Figure record listings:
** Start **

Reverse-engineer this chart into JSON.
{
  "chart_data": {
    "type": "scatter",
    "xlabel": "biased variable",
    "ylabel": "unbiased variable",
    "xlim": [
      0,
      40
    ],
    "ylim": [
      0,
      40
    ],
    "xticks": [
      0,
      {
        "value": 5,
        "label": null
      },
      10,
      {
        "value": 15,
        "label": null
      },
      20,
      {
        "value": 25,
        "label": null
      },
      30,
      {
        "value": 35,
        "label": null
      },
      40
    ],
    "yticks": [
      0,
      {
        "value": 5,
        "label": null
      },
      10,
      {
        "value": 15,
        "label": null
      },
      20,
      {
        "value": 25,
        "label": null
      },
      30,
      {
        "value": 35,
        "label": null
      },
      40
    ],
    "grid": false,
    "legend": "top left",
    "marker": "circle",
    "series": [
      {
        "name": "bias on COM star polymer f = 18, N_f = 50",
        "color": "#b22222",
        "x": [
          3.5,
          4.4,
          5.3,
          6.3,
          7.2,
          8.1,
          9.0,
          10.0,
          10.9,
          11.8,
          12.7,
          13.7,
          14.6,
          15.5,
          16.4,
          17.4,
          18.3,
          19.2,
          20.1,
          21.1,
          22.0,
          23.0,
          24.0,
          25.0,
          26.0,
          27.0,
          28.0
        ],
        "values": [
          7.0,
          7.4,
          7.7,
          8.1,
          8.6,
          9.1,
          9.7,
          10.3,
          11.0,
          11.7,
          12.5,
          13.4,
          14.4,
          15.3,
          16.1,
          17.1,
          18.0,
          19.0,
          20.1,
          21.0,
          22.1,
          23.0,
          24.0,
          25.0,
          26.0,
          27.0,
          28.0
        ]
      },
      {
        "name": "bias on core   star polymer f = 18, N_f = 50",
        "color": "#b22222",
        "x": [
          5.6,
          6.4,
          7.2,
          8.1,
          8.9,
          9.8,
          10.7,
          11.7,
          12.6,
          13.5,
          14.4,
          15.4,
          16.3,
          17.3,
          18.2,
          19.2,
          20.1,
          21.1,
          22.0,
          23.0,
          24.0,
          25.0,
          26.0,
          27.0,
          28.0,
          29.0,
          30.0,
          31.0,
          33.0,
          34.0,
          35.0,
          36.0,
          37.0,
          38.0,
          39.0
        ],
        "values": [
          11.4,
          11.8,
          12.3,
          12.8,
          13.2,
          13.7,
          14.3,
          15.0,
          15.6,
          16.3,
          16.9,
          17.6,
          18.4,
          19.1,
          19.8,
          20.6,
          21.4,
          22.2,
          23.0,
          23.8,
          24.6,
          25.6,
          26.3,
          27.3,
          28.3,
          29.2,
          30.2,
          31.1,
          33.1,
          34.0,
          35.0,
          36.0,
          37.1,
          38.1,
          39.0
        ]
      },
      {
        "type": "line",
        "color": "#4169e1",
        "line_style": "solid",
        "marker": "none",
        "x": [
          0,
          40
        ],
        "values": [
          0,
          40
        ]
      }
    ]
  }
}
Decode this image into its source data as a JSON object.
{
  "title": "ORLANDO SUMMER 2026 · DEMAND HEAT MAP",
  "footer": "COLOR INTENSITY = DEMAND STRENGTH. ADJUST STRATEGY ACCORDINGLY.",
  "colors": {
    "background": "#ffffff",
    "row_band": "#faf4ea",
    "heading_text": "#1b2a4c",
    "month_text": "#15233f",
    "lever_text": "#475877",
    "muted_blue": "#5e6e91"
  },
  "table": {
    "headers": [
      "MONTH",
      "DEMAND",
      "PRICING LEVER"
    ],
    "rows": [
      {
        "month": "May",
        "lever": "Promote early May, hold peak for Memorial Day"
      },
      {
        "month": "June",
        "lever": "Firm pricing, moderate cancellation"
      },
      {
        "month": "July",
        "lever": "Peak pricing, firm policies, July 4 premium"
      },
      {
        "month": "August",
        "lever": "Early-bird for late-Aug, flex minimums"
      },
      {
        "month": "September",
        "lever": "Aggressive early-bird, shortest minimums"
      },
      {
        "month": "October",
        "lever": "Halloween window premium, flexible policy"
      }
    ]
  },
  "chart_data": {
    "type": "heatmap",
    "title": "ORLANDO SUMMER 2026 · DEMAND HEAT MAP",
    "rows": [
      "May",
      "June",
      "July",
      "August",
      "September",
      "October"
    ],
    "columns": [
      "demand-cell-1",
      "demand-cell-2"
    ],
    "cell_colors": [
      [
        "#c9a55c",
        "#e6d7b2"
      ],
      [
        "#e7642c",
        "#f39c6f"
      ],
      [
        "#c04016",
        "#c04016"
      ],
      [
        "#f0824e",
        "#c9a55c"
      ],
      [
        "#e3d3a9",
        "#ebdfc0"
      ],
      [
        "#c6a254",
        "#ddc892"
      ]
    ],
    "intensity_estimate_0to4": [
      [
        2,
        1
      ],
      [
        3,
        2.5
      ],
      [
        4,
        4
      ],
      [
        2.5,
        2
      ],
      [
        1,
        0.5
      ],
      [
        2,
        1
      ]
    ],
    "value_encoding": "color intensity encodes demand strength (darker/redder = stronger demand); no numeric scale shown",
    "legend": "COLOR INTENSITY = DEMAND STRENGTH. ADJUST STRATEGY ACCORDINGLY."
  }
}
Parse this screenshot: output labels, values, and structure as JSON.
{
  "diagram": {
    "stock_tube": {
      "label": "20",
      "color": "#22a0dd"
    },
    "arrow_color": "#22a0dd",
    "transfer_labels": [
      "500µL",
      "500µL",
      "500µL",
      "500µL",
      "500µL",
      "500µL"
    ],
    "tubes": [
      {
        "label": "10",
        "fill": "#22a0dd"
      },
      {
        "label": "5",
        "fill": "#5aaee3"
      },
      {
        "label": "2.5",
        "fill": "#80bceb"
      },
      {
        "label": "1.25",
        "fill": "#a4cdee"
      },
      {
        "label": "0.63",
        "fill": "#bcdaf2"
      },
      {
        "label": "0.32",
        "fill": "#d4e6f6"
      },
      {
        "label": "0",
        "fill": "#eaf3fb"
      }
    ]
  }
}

** End **

* _Directive_
Each record above should be restated word for word.

* _Task response_
Reverse-engineer this chart into JSON.
{
  "chart_data": {
    "type": "scatter",
    "xlabel": "biased variable",
    "ylabel": "unbiased variable",
    "xlim": [
      0,
      40
    ],
    "ylim": [
      0,
      40
    ],
    "xticks": [
      0,
      {
        "value": 5,
        "label": null
      },
      10,
      {
        "value": 15,
        "label": null
      },
      20,
      {
        "value": 25,
        "label": null
      },
      30,
      {
        "value": 35,
        "label": null
      },
      40
    ],
    "yticks": [
      0,
      {
        "value": 5,
        "label": null
      },
      10,
      {
        "value": 15,
        "label": null
      },
      20,
      {
        "value": 25,
        "label": null
      },
      30,
      {
        "value": 35,
        "label": null
      },
      40
    ],
    "grid": false,
    "legend": "top left",
    "marker": "circle",
    "series": [
      {
        "name": "bias on COM star polymer f = 18, N_f = 50",
        "color": "#b22222",
        "x": [
          3.5,
          4.4,
          5.3,
          6.3,
          7.2,
          8.1,
          9.0,
          10.0,
          10.9,
          11.8,
          12.7,
          13.7,
          14.6,
          15.5,
          16.4,
          17.4,
          18.3,
          19.2,
          20.1,
          21.1,
          22.0,
          23.0,
          24.0,
          25.0,
          26.0,
          27.0,
          28.0
        ],
        "values": [
          7.0,
          7.4,
          7.7,
          8.1,
          8.6,
          9.1,
          9.7,
          10.3,
          11.0,
          11.7,
          12.5,
          13.4,
          14.4,
          15.3,
          16.1,
          17.1,
          18.0,
          19.0,
          20.1,
          21.0,
          22.1,
          23.0,
          24.0,
          25.0,
          26.0,
          27.0,
          28.0
        ]
      },
      {
        "name": "bias on core   star polymer f = 18, N_f = 50",
        "color": "#b22222",
        "x": [
          5.6,
          6.4,
          7.2,
          8.1,
          8.9,
          9.8,
          10.7,
          11.7,
          12.6,
          13.5,
          14.4,
          15.4,
          16.3,
          17.3,
          18.2,
          19.2,
          20.1,
          21.1,
          22.0,
          23.0,
          24.0,
          25.0,
          26.0,
          27.0,
          28.0,
          29.0,
          30.0,
          31.0,
          33.0,
          34.0,
          35.0,
          36.0,
          37.0,
          38.0,
          39.0
        ],
        "values": [
          11.4,
          11.8,
          12.3,
          12.8,
          13.2,
          13.7,
          14.3,
          15.0,
          15.6,
          16.3,
          16.9,
          17.6,
          18.4,
          19.1,
          19.8,
          20.6,
          21.4,
          22.2,
          23.0,
          23.8,
          24.6,
          25.6,
          26.3,
          27.3,
          28.3,
          29.2,
          30.2,
          31.1,
          33.1,
          34.0,
          35.0,
          36.0,
          37.1,
          38.1,
          39.0
        ]
      },
      {
        "type": "line",
        "color": "#4169e1",
        "line_style": "solid",
        "marker": "none",
        "x": [
          0,
          40
        ],
        "values": [
          0,
          40
        ]
      }
    ]
  }
}
Decode this image into its source data as a JSON object.
{
  "title": "ORLANDO SUMMER 2026 · DEMAND HEAT MAP",
  "footer": "COLOR INTENSITY = DEMAND STRENGTH. ADJUST STRATEGY ACCORDINGLY.",
  "colors": {
    "background": "#ffffff",
    "row_band": "#faf4ea",
    "heading_text": "#1b2a4c",
    "month_text": "#15233f",
    "lever_text": "#475877",
    "muted_blue": "#5e6e91"
  },
  "table": {
    "headers": [
      "MONTH",
      "DEMAND",
      "PRICING LEVER"
    ],
    "rows": [
      {
        "month": "May",
        "lever": "Promote early May, hold peak for Memorial Day"
      },
      {
        "month": "June",
        "lever": "Firm pricing, moderate cancellation"
      },
      {
        "month": "July",
        "lever": "Peak pricing, firm policies, July 4 premium"
      },
      {
        "month": "August",
        "lever": "Early-bird for late-Aug, flex minimums"
      },
      {
        "month": "September",
        "lever": "Aggressive early-bird, shortest minimums"
      },
      {
        "month": "October",
        "lever": "Halloween window premium, flexible policy"
      }
    ]
  },
  "chart_data": {
    "type": "heatmap",
    "title": "ORLANDO SUMMER 2026 · DEMAND HEAT MAP",
    "rows": [
      "May",
      "June",
      "July",
      "August",
      "September",
      "October"
    ],
    "columns": [
      "demand-cell-1",
      "demand-cell-2"
    ],
    "cell_colors": [
      [
        "#c9a55c",
        "#e6d7b2"
      ],
      [
        "#e7642c",
        "#f39c6f"
      ],
      [
        "#c04016",
        "#c04016"
      ],
      [
        "#f0824e",
        "#c9a55c"
      ],
      [
        "#e3d3a9",
        "#ebdfc0"
      ],
      [
        "#c6a254",
        "#ddc892"
      ]
    ],
    "intensity_estimate_0to4": [
      [
        2,
        1
      ],
      [
        3,
        2.5
      ],
      [
        4,
        4
      ],
      [
        2.5,
        2
      ],
      [
        1,
        0.5
      ],
      [
        2,
        1
      ]
    ],
    "value_encoding": "color intensity encodes demand strength (darker/redder = stronger demand); no numeric scale shown",
    "legend": "COLOR INTENSITY = DEMAND STRENGTH. ADJUST STRATEGY ACCORDINGLY."
  }
}
Parse this screenshot: output labels, values, and structure as JSON.
{
  "diagram": {
    "stock_tube": {
      "label": "20",
      "color": "#22a0dd"
    },
    "arrow_color": "#22a0dd",
    "transfer_labels": [
      "500µL",
      "500µL",
      "500µL",
      "500µL",
      "500µL",
      "500µL"
    ],
    "tubes": [
      {
        "label": "10",
        "fill": "#22a0dd"
      },
      {
        "label": "5",
        "fill": "#5aaee3"
      },
      {
        "label": "2.5",
        "fill": "#80bceb"
      },
      {
        "label": "1.25",
        "fill": "#a4cdee"
      },
      {
        "label": "0.63",
        "fill": "#bcdaf2"
      },
      {
        "label": "0.32",
        "fill": "#d4e6f6"
      },
      {
        "label": "0",
        "fill": "#eaf3fb"
      }
    ]
  }
}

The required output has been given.